__Entries supplied__
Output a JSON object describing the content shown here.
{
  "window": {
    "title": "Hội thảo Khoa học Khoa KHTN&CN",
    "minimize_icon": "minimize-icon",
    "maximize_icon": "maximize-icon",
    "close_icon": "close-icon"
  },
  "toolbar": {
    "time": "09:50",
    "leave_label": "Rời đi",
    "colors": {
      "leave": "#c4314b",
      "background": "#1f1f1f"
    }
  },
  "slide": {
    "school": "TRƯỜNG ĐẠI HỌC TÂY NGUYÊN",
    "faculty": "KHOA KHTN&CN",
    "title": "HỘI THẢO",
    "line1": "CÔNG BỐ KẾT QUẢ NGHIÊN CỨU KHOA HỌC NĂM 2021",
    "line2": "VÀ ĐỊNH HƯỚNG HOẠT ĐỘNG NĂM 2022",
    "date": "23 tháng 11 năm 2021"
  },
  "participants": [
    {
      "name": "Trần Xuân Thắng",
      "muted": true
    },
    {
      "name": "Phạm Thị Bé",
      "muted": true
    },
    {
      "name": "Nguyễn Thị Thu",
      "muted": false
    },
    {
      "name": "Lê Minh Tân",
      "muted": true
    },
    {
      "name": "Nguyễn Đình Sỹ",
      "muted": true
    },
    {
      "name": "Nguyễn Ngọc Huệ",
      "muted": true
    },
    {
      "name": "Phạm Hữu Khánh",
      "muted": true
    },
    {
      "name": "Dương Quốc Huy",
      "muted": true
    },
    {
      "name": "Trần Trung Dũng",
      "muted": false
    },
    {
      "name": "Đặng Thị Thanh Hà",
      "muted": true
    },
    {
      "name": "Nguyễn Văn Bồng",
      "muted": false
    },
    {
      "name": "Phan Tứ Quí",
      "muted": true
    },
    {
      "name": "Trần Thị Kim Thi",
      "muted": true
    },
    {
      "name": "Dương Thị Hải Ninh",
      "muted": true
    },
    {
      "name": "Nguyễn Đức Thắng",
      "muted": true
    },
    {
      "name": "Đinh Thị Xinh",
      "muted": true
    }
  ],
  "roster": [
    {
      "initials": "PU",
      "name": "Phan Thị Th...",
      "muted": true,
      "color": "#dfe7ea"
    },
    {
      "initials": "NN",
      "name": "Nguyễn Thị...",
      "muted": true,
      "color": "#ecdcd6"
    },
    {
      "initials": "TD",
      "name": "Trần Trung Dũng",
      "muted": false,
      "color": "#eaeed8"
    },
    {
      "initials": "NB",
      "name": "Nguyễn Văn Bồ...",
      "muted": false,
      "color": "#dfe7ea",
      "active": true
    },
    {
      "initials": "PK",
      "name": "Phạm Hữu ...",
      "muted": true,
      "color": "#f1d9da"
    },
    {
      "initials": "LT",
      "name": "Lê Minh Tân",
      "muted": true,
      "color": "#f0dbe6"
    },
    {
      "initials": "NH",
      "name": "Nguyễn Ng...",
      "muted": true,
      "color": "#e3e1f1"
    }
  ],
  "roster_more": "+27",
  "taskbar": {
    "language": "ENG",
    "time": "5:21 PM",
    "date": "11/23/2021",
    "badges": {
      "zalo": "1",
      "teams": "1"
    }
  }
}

__Task__
Tally the lines of the data that contain the string "Thắng" and report the total alone.

__The result__
2